● Task prompt:
Search the records for the string "placement" and copy every line where it turns up.

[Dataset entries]
***

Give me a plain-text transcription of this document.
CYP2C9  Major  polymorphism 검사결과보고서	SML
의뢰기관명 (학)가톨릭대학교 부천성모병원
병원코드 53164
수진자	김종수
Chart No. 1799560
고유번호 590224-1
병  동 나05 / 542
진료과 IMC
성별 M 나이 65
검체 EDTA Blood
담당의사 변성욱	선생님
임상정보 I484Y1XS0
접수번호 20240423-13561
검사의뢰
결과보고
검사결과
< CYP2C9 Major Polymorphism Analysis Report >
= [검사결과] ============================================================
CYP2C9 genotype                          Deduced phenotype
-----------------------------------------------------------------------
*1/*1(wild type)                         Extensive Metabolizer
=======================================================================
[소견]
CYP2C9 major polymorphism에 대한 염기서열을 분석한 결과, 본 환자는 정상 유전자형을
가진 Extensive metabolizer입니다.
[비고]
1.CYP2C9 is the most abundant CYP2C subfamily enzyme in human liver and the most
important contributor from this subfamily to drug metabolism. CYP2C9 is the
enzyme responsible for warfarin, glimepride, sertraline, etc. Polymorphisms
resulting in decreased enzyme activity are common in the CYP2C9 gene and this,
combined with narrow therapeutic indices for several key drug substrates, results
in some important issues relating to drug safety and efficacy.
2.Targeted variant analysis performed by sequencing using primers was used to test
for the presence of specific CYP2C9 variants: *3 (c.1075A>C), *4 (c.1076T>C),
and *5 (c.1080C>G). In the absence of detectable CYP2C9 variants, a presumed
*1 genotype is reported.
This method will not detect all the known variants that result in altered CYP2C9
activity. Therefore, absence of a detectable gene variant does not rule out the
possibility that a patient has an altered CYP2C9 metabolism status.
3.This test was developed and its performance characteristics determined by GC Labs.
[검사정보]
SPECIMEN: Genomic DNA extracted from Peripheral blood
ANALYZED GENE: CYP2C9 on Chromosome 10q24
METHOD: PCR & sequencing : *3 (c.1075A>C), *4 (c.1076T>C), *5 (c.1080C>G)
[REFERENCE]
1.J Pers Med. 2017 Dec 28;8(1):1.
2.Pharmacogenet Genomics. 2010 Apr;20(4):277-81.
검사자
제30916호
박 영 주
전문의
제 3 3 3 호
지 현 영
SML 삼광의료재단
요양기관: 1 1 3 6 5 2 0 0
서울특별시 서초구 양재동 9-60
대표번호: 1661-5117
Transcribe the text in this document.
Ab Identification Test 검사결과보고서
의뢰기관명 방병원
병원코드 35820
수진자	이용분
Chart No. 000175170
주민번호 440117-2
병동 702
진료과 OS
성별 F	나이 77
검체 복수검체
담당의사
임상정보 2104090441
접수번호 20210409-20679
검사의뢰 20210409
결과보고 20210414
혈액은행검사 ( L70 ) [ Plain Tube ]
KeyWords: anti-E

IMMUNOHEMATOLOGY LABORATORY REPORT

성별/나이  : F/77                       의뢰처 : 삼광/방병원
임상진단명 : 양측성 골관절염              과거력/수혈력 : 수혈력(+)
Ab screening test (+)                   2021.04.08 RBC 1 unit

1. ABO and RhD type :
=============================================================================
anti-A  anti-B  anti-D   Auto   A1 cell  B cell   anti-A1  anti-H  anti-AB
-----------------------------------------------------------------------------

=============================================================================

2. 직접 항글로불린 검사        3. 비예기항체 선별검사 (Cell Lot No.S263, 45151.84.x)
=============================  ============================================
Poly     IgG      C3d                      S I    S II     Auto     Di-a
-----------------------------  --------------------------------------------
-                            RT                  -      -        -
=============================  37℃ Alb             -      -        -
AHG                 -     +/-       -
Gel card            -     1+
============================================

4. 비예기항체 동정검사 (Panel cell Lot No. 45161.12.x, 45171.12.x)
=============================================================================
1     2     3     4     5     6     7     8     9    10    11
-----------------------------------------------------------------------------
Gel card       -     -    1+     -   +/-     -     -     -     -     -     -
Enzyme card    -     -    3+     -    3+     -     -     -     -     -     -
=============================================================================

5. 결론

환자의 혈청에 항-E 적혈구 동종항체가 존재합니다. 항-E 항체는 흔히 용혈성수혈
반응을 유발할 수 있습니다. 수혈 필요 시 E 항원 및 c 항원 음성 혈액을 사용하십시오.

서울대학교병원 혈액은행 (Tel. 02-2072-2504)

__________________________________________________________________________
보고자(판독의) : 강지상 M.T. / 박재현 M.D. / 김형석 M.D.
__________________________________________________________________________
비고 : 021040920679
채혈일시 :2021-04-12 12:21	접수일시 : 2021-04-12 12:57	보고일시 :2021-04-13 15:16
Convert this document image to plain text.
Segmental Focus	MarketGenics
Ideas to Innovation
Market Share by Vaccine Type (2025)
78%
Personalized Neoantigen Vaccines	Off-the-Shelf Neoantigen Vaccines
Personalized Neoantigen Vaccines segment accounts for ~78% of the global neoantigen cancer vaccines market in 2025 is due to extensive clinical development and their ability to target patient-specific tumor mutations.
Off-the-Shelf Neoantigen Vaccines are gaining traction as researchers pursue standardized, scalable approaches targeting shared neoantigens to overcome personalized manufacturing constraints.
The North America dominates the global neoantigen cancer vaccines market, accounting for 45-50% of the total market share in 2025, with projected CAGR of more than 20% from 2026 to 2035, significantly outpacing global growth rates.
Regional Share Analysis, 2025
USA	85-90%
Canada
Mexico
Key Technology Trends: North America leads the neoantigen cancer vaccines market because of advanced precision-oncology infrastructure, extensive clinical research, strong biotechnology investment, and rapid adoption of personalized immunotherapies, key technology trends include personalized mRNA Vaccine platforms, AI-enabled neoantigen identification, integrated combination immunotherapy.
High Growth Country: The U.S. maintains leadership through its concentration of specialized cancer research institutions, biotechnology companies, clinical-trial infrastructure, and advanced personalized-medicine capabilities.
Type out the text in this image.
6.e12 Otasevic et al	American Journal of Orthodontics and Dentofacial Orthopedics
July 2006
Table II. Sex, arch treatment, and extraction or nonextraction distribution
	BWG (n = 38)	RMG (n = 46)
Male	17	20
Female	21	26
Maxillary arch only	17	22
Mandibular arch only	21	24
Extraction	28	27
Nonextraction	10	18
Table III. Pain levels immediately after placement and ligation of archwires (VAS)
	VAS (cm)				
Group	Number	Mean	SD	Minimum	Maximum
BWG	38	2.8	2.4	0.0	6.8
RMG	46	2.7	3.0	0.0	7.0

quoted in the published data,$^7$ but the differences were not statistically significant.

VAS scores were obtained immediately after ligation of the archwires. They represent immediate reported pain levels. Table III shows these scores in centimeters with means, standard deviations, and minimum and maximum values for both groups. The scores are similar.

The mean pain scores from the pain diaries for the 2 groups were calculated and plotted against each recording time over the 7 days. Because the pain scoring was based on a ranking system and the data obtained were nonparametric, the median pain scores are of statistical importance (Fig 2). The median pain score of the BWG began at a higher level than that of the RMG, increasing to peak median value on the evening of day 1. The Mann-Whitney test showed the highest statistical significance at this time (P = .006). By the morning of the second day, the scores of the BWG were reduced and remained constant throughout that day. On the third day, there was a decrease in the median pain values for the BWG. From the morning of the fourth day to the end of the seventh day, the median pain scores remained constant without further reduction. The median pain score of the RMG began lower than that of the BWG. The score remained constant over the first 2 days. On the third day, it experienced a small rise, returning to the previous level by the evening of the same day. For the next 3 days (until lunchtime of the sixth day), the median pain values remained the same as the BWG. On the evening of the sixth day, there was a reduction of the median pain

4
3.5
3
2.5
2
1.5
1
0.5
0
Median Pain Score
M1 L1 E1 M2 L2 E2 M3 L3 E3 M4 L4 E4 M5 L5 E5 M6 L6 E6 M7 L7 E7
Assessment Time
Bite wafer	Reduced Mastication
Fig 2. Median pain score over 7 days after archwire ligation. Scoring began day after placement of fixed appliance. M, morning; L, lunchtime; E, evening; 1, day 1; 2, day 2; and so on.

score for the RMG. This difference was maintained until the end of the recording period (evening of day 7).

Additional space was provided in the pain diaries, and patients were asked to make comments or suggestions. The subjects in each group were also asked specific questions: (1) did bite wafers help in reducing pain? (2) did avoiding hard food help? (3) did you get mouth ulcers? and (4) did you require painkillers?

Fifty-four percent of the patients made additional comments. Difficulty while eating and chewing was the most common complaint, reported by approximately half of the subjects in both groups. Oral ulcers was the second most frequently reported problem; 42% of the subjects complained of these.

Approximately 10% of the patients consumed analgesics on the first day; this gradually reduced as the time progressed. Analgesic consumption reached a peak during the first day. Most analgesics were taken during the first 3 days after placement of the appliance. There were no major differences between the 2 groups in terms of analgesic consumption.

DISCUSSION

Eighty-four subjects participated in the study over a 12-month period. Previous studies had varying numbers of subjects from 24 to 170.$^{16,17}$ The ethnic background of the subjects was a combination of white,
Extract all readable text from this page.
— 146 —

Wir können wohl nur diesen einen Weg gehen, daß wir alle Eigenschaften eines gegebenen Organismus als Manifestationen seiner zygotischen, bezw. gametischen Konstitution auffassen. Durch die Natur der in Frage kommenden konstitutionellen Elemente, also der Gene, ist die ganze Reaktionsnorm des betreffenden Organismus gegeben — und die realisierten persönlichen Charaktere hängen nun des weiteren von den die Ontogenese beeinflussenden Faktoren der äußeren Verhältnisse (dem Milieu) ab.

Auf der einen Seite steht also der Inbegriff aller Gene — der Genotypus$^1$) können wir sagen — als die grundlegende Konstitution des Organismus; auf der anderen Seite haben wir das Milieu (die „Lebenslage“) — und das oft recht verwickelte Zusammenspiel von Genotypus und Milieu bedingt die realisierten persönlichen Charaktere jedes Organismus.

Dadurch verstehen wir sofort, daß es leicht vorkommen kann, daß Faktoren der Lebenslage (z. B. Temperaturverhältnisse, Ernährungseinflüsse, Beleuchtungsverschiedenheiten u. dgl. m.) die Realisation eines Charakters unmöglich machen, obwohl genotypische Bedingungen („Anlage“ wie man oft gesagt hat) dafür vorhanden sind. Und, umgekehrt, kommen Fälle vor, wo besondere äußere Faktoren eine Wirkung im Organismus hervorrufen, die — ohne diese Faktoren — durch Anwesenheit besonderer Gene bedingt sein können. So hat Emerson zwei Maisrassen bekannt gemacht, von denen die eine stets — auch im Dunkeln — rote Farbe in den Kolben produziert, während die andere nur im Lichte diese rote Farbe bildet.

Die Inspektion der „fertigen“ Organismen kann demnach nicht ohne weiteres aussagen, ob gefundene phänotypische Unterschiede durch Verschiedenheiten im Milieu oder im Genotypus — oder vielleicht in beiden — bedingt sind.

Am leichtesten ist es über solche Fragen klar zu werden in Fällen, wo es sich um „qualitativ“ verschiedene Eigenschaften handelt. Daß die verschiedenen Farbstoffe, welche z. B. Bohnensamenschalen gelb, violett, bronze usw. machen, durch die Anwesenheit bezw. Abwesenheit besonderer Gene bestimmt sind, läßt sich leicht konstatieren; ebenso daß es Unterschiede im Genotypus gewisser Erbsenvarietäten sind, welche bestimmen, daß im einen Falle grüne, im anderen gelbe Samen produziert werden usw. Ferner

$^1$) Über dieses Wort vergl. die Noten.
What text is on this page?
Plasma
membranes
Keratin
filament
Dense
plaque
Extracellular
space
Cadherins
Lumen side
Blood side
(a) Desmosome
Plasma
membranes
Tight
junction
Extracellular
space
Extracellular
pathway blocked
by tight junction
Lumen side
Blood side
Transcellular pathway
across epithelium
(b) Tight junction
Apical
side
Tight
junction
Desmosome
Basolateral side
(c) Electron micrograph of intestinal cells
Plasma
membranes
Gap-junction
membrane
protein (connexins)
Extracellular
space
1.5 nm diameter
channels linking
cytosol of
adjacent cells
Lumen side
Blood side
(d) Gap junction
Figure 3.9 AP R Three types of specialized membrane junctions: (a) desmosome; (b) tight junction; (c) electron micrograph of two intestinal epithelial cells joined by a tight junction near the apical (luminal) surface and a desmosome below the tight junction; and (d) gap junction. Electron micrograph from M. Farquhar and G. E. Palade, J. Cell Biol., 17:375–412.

***

● Written response:
Table III. Pain levels immediately after placement and ligation of archwires (VAS)
Fig 2. Median pain score over 7 days after archwire ligation. Scoring began day after placement of fixed appliance. M, morning; L, lunchtime; E, evening; 1, day 1; 2, day 2; and so on.
Approximately 10% of the patients consumed analgesics on the first day; this gradually reduced as the time progressed. Analgesic consumption reached a peak during the first day. Most analgesics were taken during the first 3 days after placement of the appliance. There were no major differences between the 2 groups in terms of analgesic consumption.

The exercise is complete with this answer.